THE PROBLEM - Leave the pictures out. Return all other data exactly.

:: LISTED ENTRIES ::

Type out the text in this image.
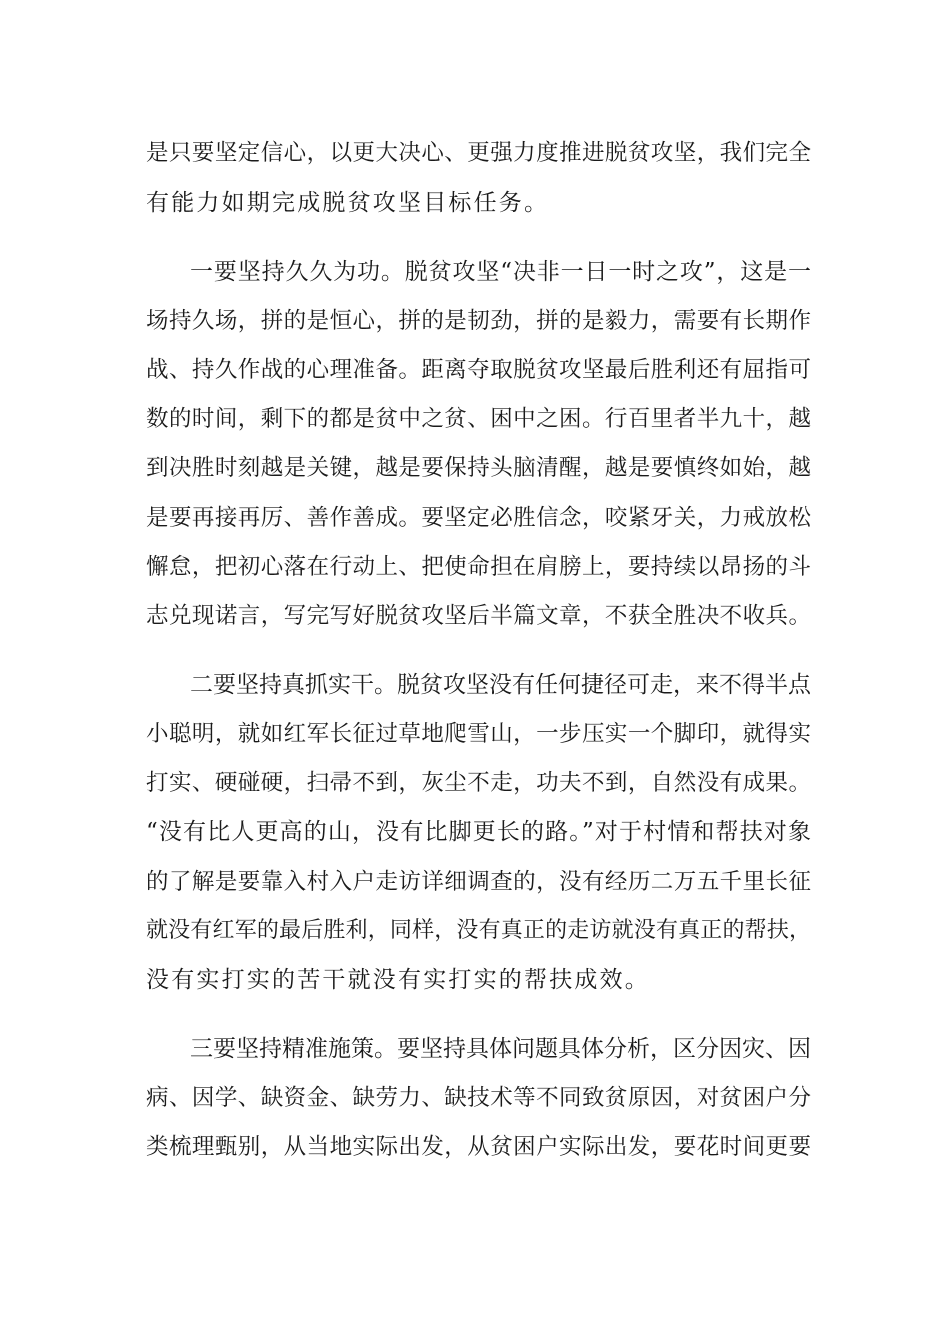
是只要坚定信心，以更大决心、更强力度推进脱贫攻坚，我们完全

有能力如期完成脱贫攻坚目标任务。

一要坚持久久为功。脱贫攻坚“决非一日一时之攻”，这是一

场持久场，拼的是恒心，拼的是韧劲，拼的是毅力，需要有长期作

战、持久作战的心理准备。距离夺取脱贫攻坚最后胜利还有屈指可

数的时间，剩下的都是贫中之贫、困中之困。行百里者半九十，越

到决胜时刻越是关键，越是要保持头脑清醒，越是要慎终如始，越

是要再接再厉、善作善成。要坚定必胜信念，咬紧牙关，力戒放松

懈怠，把初心落在行动上、把使命担在肩膀上，要持续以昂扬的斗

志兑现诺言，写完写好脱贫攻坚后半篇文章，不获全胜决不收兵。

二要坚持真抓实干。脱贫攻坚没有任何捷径可走，来不得半点

小聪明，就如红军长征过草地爬雪山，一步压实一个脚印，就得实

打实、硬碰硬，扫帚不到，灰尘不走，功夫不到，自然没有成果。

“没有比人更高的山，没有比脚更长的路。”对于村情和帮扶对象

的了解是要靠入村入户走访详细调查的，没有经历二万五千里长征

就没有红军的最后胜利，同样，没有真正的走访就没有真正的帮扶，

没有实打实的苦干就没有实打实的帮扶成效。

三要坚持精准施策。要坚持具体问题具体分析，区分因灾、因

病、因学、缺资金、缺劳力、缺技术等不同致贫原因，对贫困户分

类梳理甄别，从当地实际出发，从贫困户实际出发，要花时间更要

:::

OUTPUT BELOW -
Type out the text in this image.
是只要坚定信心，以更大决心、更强力度推进脱贫攻坚，我们完全

有能力如期完成脱贫攻坚目标任务。

一要坚持久久为功。脱贫攻坚“决非一日一时之攻”，这是一

场持久场，拼的是恒心，拼的是韧劲，拼的是毅力，需要有长期作

战、持久作战的心理准备。距离夺取脱贫攻坚最后胜利还有屈指可

数的时间，剩下的都是贫中之贫、困中之困。行百里者半九十，越

到决胜时刻越是关键，越是要保持头脑清醒，越是要慎终如始，越

是要再接再厉、善作善成。要坚定必胜信念，咬紧牙关，力戒放松

懈怠，把初心落在行动上、把使命担在肩膀上，要持续以昂扬的斗

志兑现诺言，写完写好脱贫攻坚后半篇文章，不获全胜决不收兵。

二要坚持真抓实干。脱贫攻坚没有任何捷径可走，来不得半点

小聪明，就如红军长征过草地爬雪山，一步压实一个脚印，就得实

打实、硬碰硬，扫帚不到，灰尘不走，功夫不到，自然没有成果。

“没有比人更高的山，没有比脚更长的路。”对于村情和帮扶对象

的了解是要靠入村入户走访详细调查的，没有经历二万五千里长征

就没有红军的最后胜利，同样，没有真正的走访就没有真正的帮扶，

没有实打实的苦干就没有实打实的帮扶成效。

三要坚持精准施策。要坚持具体问题具体分析，区分因灾、因

病、因学、缺资金、缺劳力、缺技术等不同致贫原因，对贫困户分

类梳理甄别，从当地实际出发，从贫困户实际出发，要花时间更要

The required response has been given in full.